Extracted data entries:

##########

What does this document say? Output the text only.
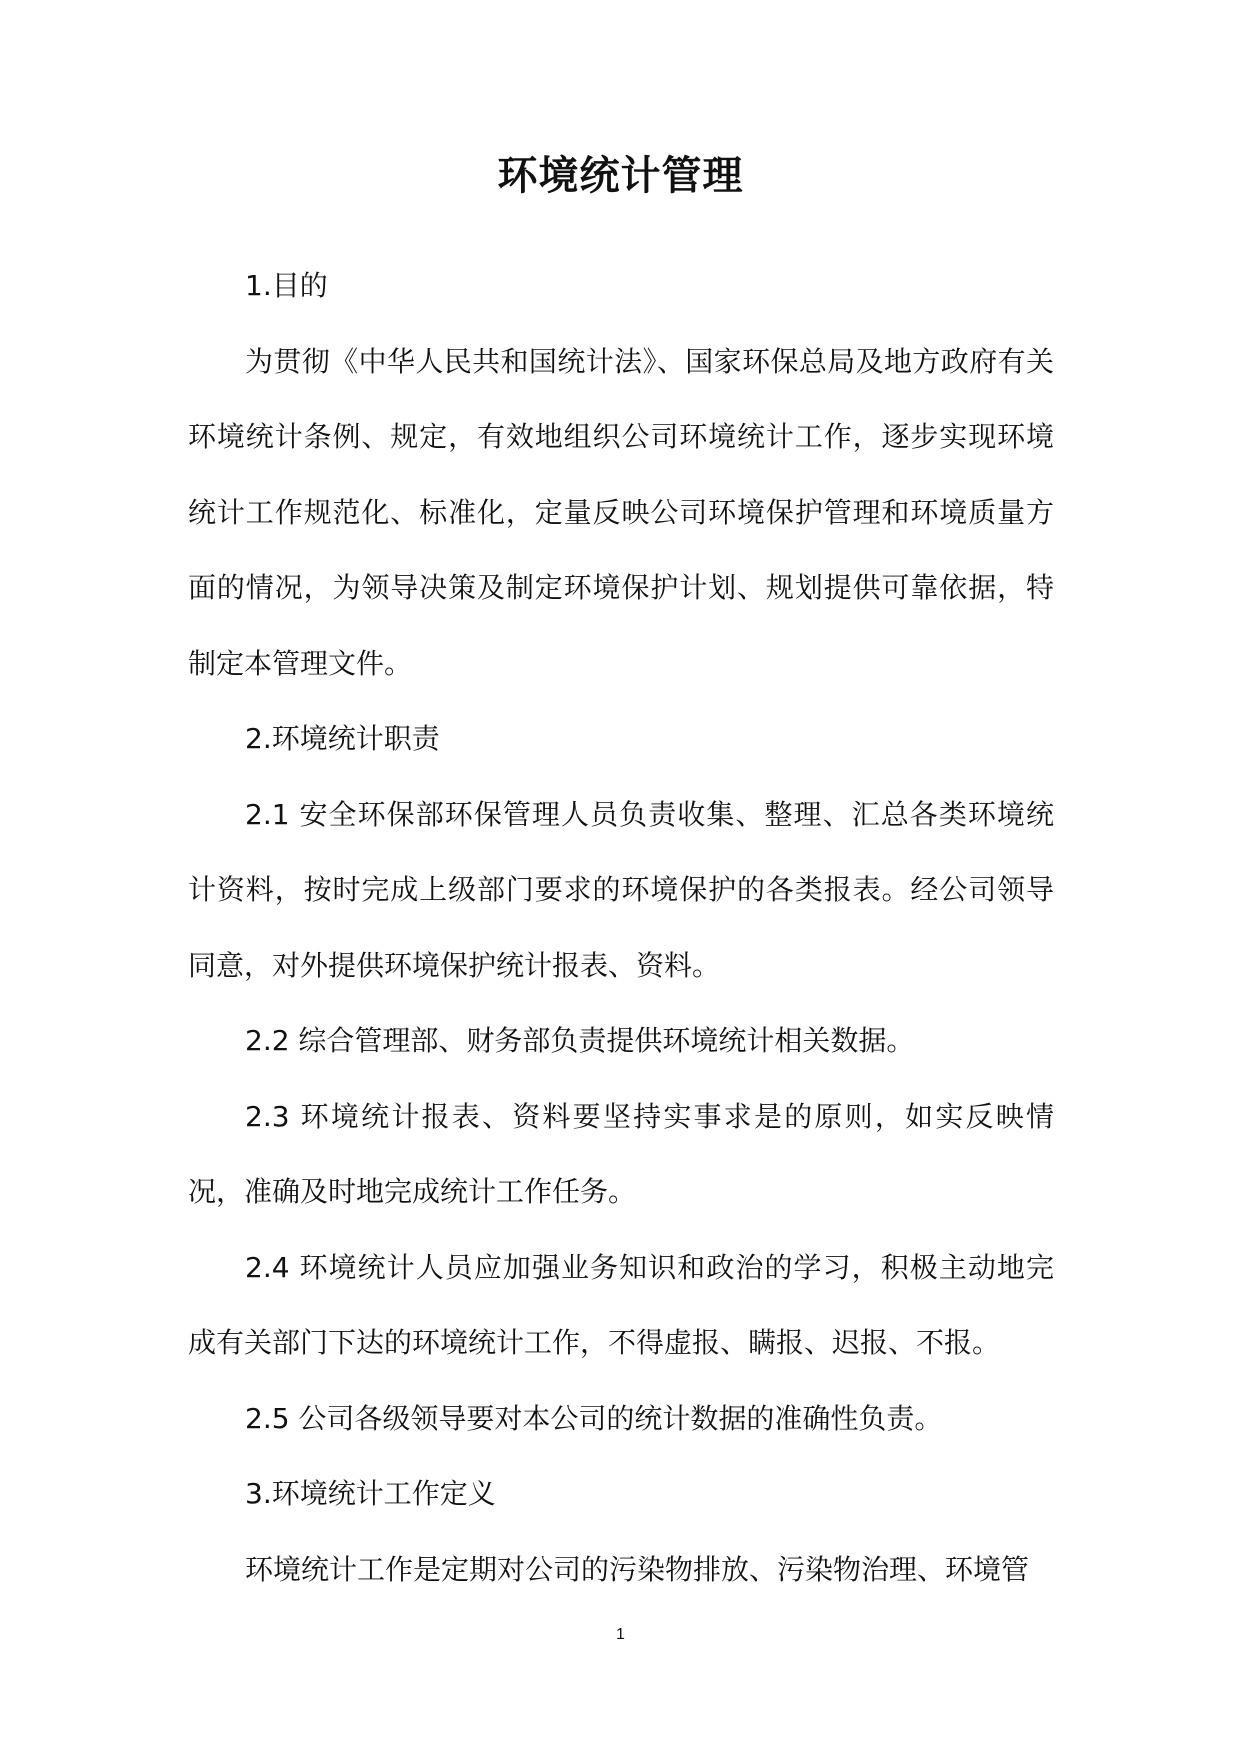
环境统计管理

1.目的

为贯彻《中华人民共和国统计法》、国家环保总局及地方政府有关环境统计条例、规定，有效地组织公司环境统计工作，逐步实现环境统计工作规范化、标准化，定量反映公司环境保护管理和环境质量方面的情况，为领导决策及制定环境保护计划、规划提供可靠依据，特制定本管理文件。

2.环境统计职责

2.1 安全环保部环保管理人员负责收集、整理、汇总各类环境统计资料，按时完成上级部门要求的环境保护的各类报表。经公司领导同意，对外提供环境保护统计报表、资料。

2.2 综合管理部、财务部负责提供环境统计相关数据。

2.3 环境统计报表、资料要坚持实事求是的原则，如实反映情况，准确及时地完成统计工作任务。

2.4 环境统计人员应加强业务知识和政治的学习，积极主动地完成有关部门下达的环境统计工作，不得虚报、瞒报、迟报、不报。

2.5 公司各级领导要对本公司的统计数据的准确性负责。

3.环境统计工作定义

环境统计工作是定期对公司的污染物排放、污染物治理、环境管

1
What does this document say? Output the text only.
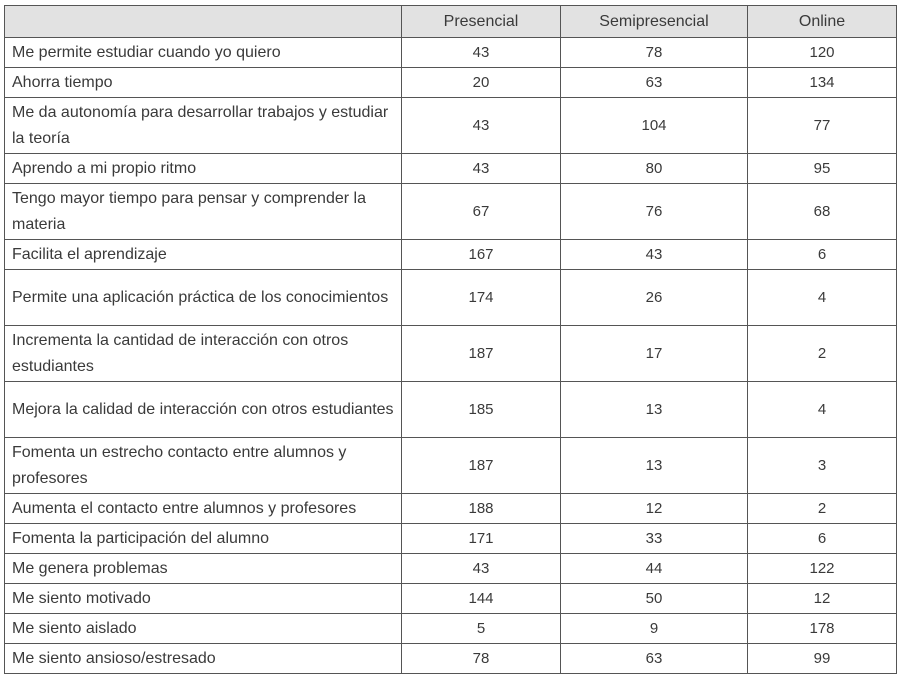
	Presencial	Semipresencial	Online
Me permite estudiar cuando yo quiero	43	78	120
Ahorra tiempo	20	63	134
Me da autonomía para desarrollar trabajos y estudiar la teoría	43	104	77
Aprendo a mi propio ritmo	43	80	95
Tengo mayor tiempo para pensar y comprender la materia	67	76	68
Facilita el aprendizaje	167	43	6
Permite una aplicación práctica de los conocimientos	174	26	4
Incrementa la cantidad de interacción con otros estudiantes	187	17	2
Mejora la calidad de interacción con otros estudiantes	185	13	4
Fomenta un estrecho contacto entre alumnos y profesores	187	13	3
Aumenta el contacto entre alumnos y profesores	188	12	2
Fomenta la participación del alumno	171	33	6
Me genera problemas	43	44	122
Me siento motivado	144	50	12
Me siento aislado	5	9	178
Me siento ansioso/estresado	78	63	99
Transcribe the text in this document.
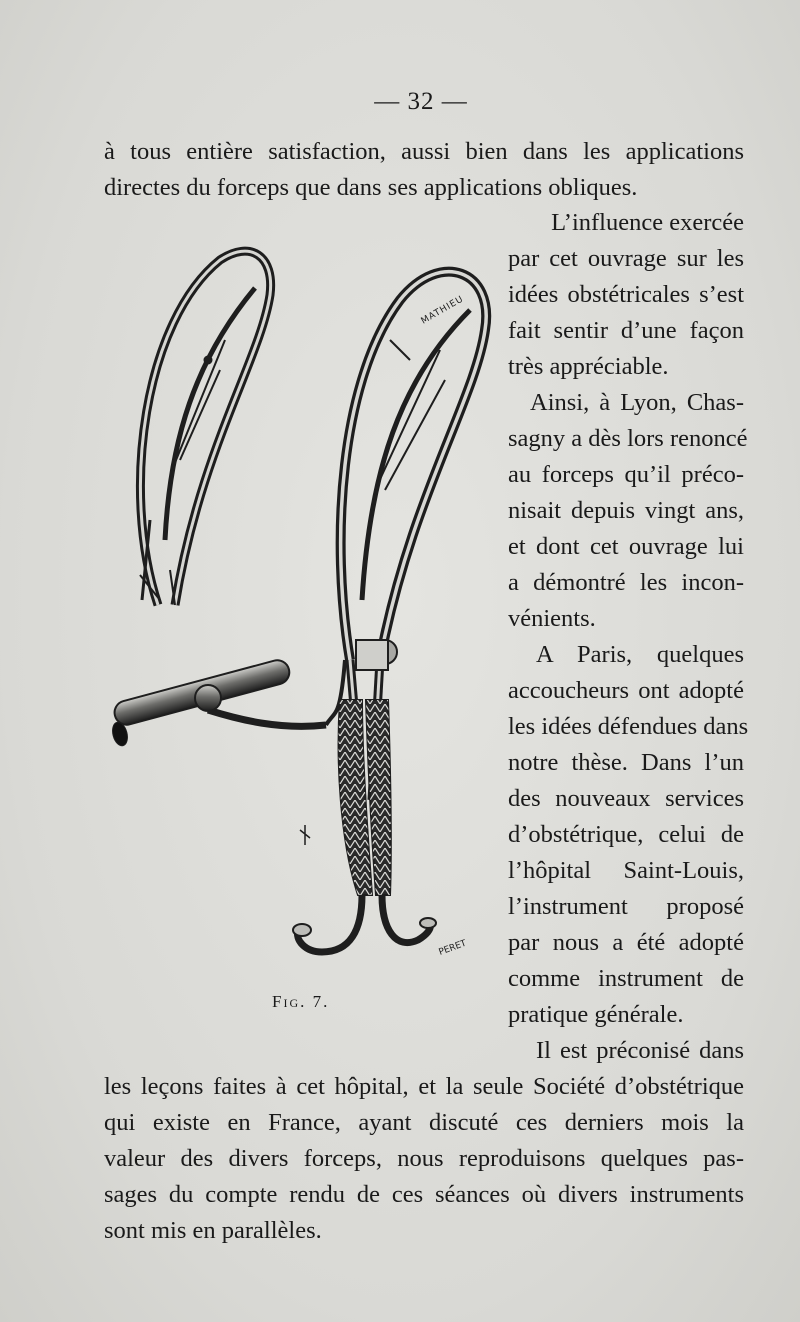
— 32 —
à tous entière satisfaction, aussi bien dans les applications
directes du forceps que dans ses applications obliques.
L’influence exercée
par cet ouvrage sur les
idées obstétricales s’est
fait sentir d’une façon
très appréciable.
Ainsi, à Lyon, Chas-
sagny a dès lors renoncé
au forceps qu’il préco-
nisait depuis vingt ans,
et dont cet ouvrage lui
a démontré les incon-
vénients.
A Paris, quelques
accoucheurs ont adopté
les idées défendues dans
notre thèse. Dans l’un
des nouveaux services
d’obstétrique, celui de
l’hôpital Saint-Louis,
l’instrument proposé
par nous a été adopté
comme instrument de
pratique générale.
Il est préconisé dans
les leçons faites à cet hôpital, et la seule Société d’obstétrique
qui existe en France, ayant discuté ces derniers mois la
valeur des divers forceps, nous reproduisons quelques pas-
sages du compte rendu de ces séances où divers instruments
sont mis en parallèles.
MATHIEU
PERET
Fig. 7.
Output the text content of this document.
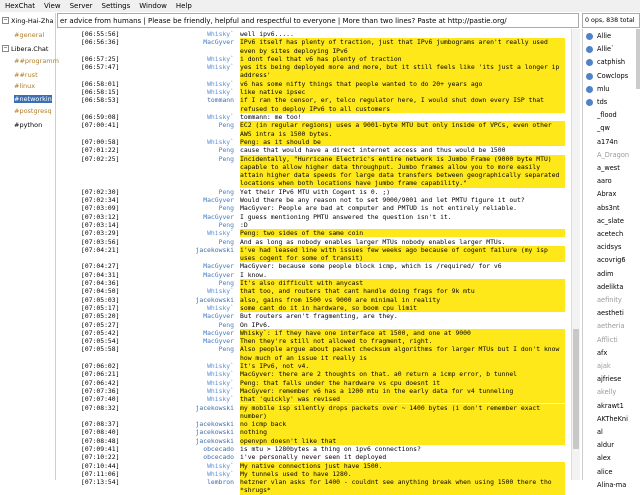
HexChat View Server Settings Window Help
− Xing-Hai-Zha
#general
− Libera.Chat
##programm
##rust
#linux
#networkin
#postgresq
#python
er advice from humans | Please be friendly, helpful and respectful to everyone | More than two lines? Paste at http://pastie.org/	0 ops, 838 total
[06:55:56]	Whisky` well ipv6.....
[06:56:36]	MacGyver IPv6 itself has plenty of traction, just that IPv6 jumbograms aren't really used even by sites deploying IPv6
[06:57:25]	Whisky` i dont feel that v6 has plenty of traction
[06:57:47]	Whisky` yes its being deployed more and more, but it still feels like 'its just a longer ip address'
[06:58:01]	Whisky` v6 has some nifty things that people wanted to do 20+ years ago
[06:58:15]	Whisky` like native ipsec
[06:58:53]	tommann if I ran the censor, er, telco regulator here, I would shut down every ISP that refused to deploy IPv6 to all customers
[06:59:08]	Whisky` tommann: me too!
[07:00:41]	Peng EC2 (in regular regions) uses a 9001-byte MTU but only inside of VPCs, even other AWS intra is 1500 bytes.
[07:00:58]	Whisky` Peng: as it should be
[07:01:22]	Peng cause that would have a direct internet access and thus would be 1500
[07:02:25]	Peng Incidentally, "Hurricane Electric's entire network is Jumbo Frame (9000 byte MTU) capable to allow higher data throughput. Jumbo frames allow you to more easily attain higher data speeds for large data transfers between geographically separated locations when both locations have jumbo frame capability."
[07:02:30]	Peng Yet their IPv6 MTU with Cogent is 0. ;)
[07:02:34]	MacGyver Would there be any reason not to set 9000/9001 and let PMTU figure it out?
[07:03:09]	Peng MacGyver: People are bad at computer and PMTUD is not entirely reliable.
[07:03:12]	MacGyver I guess mentioning PMTU answered the question isn't it.
[07:03:14]	Peng :D
[07:03:29]	Whisky` Peng: two sides of the same coin
[07:03:56]	Peng And as long as nobody enables larger MTUs nobody enables larger MTUs.
[07:04:21]	jacekowski i've had leased line with issues few weeks ago because of cogent failure (my isp uses cogent for some of transit)
[07:04:27]	MacGyver MacGyver: because some people block icmp, which is /required/ for v6
[07:04:31]	MacGyver I know.
[07:04:36]	Peng It's also difficult with anycast
[07:04:50]	Whisky` that too, and routers that cant handle doing frags for 9k mtu
[07:05:03]	jacekowski also, gains from 1500 vs 9000 are minimal in reality
[07:05:17]	Whisky` some cant do it in hardware, so boom cpu limit
[07:05:20]	MacGyver But routers aren't fragmenting, are they.
[07:05:27]	Peng On IPv6.
[07:05:42]	MacGyver Whisky`: if they have one interface at 1500, and one at 9000
[07:05:54]	MacGyver Then they're still not allowed to fragment, right.
[07:05:58]	Peng Also people argue about packet checksum algorithms for larger MTUs but I don't know how much of an issue it really is
[07:06:02]	Whisky` It's IPv6, not v4.
[07:06:21]	Whisky` MacGyver: there are 2 thoughts on that. a0 return a icmp error, b tunnel
[07:06:42]	Whisky` Peng: that falls under the hardware vs cpu doesnt it
[07:07:36]	Whisky` MacGyver: remember v6 has a 1200 mtu in the early data for v4 tunneling
[07:07:40]	Whisky` that 'quickly' was revised
[07:08:32]	jacekowski my mobile isp silently drops packets over ~ 1400 bytes (i don't remember exact number)
[07:08:37]	jacekowski no icmp back
[07:08:40]	jacekowski nothing
[07:08:48]	jacekowski openvpn doesn't like that
[07:09:41]	obcecado is mtu > 1280bytes a thing on ipv6 connections?
[07:10:22]	obcecado i've personally never seen it deployed
[07:10:44]	Whisky` My native connections just have 1500.
[07:11:06]	Whisky` My tunnels used to have 1280.
[07:13:54]	lembron hetzner vlan asks for 1400 - couldnt see anything break when using 1500 there tho *shrugs*
Allie
Allie`
catphish
Cowclops
mlu
tds
_flood
_qw
a174n
A_Dragon
a_west
aaro
Abrax
abs3nt
ac_slate
acetech
acidsys
acovrig6
adim
adelikta
aefinity
aestheti
aetheria
Afflicti
afx
ajak
ajfriese
akelly
akrawt1
AKTheKni
al
aldur
alex
alice
Alina-ma
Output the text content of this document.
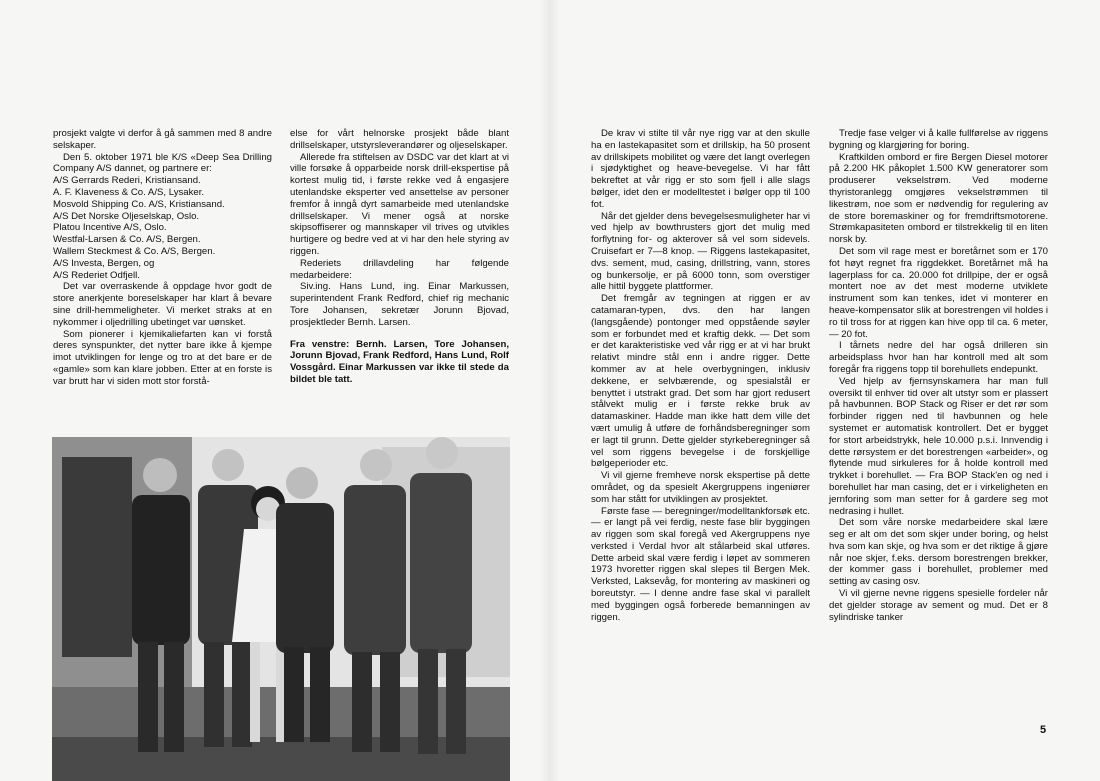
prosjekt valgte vi derfor å gå sammen med 8 andre selskaper.

Den 5. oktober 1971 ble K/S «Deep Sea Drilling Company A/S dannet, og partnere er:

A/S Gerrards Rederi, Kristiansand.

A. F. Klaveness & Co. A/S, Lysaker.

Mosvold Shipping Co. A/S, Kristiansand.

A/S Det Norske Oljeselskap, Oslo.

Platou Incentive A/S, Oslo.

Westfal-Larsen & Co. A/S, Bergen.

Wallem Steckmest & Co. A/S, Bergen.

A/S Investa, Bergen, og

A/S Rederiet Odfjell.

Det var overraskende å oppdage hvor godt de store anerkjente boreselskaper har klart å bevare sine drill-hemmeligheter. Vi merket straks at en nykommer i oljedrilling ubetinget var uønsket.

Som pionerer i kjemikaliefarten kan vi forstå deres synspunkter, det nytter bare ikke å kjempe imot utviklingen for lenge og tro at det bare er de «gamle» som kan klare jobben. Etter at en forste is var brutt har vi siden mott stor forstå-

else for vårt helnorske prosjekt både blant drillselskaper, utstyrsleverandører og oljeselskaper.

Allerede fra stiftelsen av DSDC var det klart at vi ville forsøke å opparbeide norsk drill-ekspertise på kortest mulig tid, i første rekke ved å engasjere utenlandske eksperter ved ansettelse av personer fremfor å inngå dyrt samarbeide med utenlandske drillselskaper. Vi mener også at norske skipsoffiserer og mannskaper vil trives og utvikles hurtigere og bedre ved at vi har den hele styring av riggen.

Rederiets drillavdeling har følgende medarbeidere:

Siv.ing. Hans Lund, ing. Einar Markussen, superintendent Frank Redford, chief rig mechanic Tore Johansen, sekretær Jorunn Bjovad, prosjektleder Bernh. Larsen.

Fra venstre: Bernh. Larsen, Tore Johansen, Jorunn Bjovad, Frank Redford, Hans Lund, Rolf Vossgård. Einar Markussen var ikke til stede da bildet ble tatt.

De krav vi stilte til vår nye rigg var at den skulle ha en lastekapasitet som et drillskip, ha 50 prosent av drillskipets mobilitet og være det langt overlegen i sjødyktighet og heave-bevegelse. Vi har fått bekreftet at vår rigg er sto som fjell i alle slags bølger, idet den er modelltestet i bølger opp til 100 fot.

Når det gjelder dens bevegelsesmuligheter har vi ved hjelp av bowthrusters gjort det mulig med forflytning for- og akterover så vel som sidevels. Cruisefart er 7—8 knop. — Riggens lastekapasitet, dvs. sement, mud, casing, drillstring, vann, stores og bunkersolje, er på 6000 tonn, som overstiger alle hittil byggete plattformer.

Det fremgår av tegningen at riggen er av catamaran-typen, dvs. den har langen (langsgående) pontonger med oppstående søyler som er forbundet med et kraftig dekk. — Det som er det karakteristiske ved vår rigg er at vi har brukt relativt mindre stål enn i andre rigger. Dette kommer av at hele overbygningen, inklusiv dekkene, er selvbærende, og spesialstål er benyttet i utstrakt grad. Det som har gjort redusert stålvekt mulig er i første rekke bruk av datamaskiner. Hadde man ikke hatt dem ville det vært umulig å utføre de forhåndsberegninger som er lagt til grunn. Dette gjelder styrkeberegninger så vel som riggens bevegelse i de forskjellige bølgeperioder etc.

Vi vil gjerne fremheve norsk ekspertise på dette området, og da spesielt Akergruppens ingeniører som har stått for utviklingen av prosjektet.

Første fase — beregninger/modelltankforsøk etc. — er langt på vei ferdig, neste fase blir byggingen av riggen som skal foregå ved Akergruppens nye verksted i Verdal hvor alt stålarbeid skal utføres. Dette arbeid skal være ferdig i løpet av sommeren 1973 hvoretter riggen skal slepes til Bergen Mek. Verksted, Laksevåg, for montering av maskineri og boreutstyr. — I denne andre fase skal vi parallelt med byggingen også forberede bemanningen av riggen.

Tredje fase velger vi å kalle fullførelse av riggens bygning og klargjøring for boring.

Kraftkilden ombord er fire Bergen Diesel motorer på 2.200 HK påkoplet 1.500 KW generatorer som produserer vekselstrøm. Ved moderne thyristoranlegg omgjøres vekselstrømmen til likestrøm, noe som er nødvendig for regulering av de store boremaskiner og for fremdriftsmotorene. Strømkapasiteten ombord er tilstrekkelig til en liten norsk by.

Det som vil rage mest er boretårnet som er 170 fot høyt regnet fra riggdekket. Boretårnet må ha lagerplass for ca. 20.000 fot drillpipe, der er også montert noe av det mest moderne utviklete instrument som kan tenkes, idet vi monterer en heave-kompensator slik at borestrengen vil holdes i ro til tross for at riggen kan hive opp til ca. 6 meter,— 20 fot.

I tårnets nedre del har også drilleren sin arbeidsplass hvor han har kontroll med alt som foregår fra riggens topp til borehullets endepunkt.

Ved hjelp av fjernsynskamera har man full oversikt til enhver tid over alt utstyr som er plassert på havbunnen. BOP Stack og Riser er det rør som forbinder riggen ned til havbunnen og hele systemet er automatisk kontrollert. Det er bygget for stort arbeidstrykk, hele 10.000 p.s.i. Innvendig i dette rørsystem er det borestrengen «arbeider», og flytende mud sirkuleres for å holde kontroll med trykket i borehullet. — Fra BOP Stack'en og ned i borehullet har man casing, det er i virkeligheten en jernforing som man setter for å gardere seg mot nedrasing i hullet.

Det som våre norske medarbeidere skal lære seg er alt om det som skjer under boring, og helst hva som kan skje, og hva som er det riktige å gjøre når noe skjer, f.eks. dersom borestrengen brekker, der kommer gass i borehullet, problemer med setting av casing osv.

Vi vil gjerne nevne riggens spesielle fordeler når det gjelder storage av sement og mud. Det er 8 sylindriske tanker

5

##########

What is asked: Identify the lines that contain the string "heave", and copy every one of them.

Output of the exercise:
De krav vi stilte til vår nye rigg var at den skulle ha en lastekapasitet som et drillskip, ha 50 prosent av drillskipets mobilitet og være det langt overlegen i sjødyktighet og heave-bevegelse. Vi har fått bekreftet at vår rigg er sto som fjell i alle slags bølger, idet den er modelltestet i bølger opp til 100 fot.
Det som vil rage mest er boretårnet som er 170 fot høyt regnet fra riggdekket. Boretårnet må ha lagerplass for ca. 20.000 fot drillpipe, der er også montert noe av det mest moderne utviklete instrument som kan tenkes, idet vi monterer en heave-kompensator slik at borestrengen vil holdes i ro til tross for at riggen kan hive opp til ca. 6 meter,— 20 fot.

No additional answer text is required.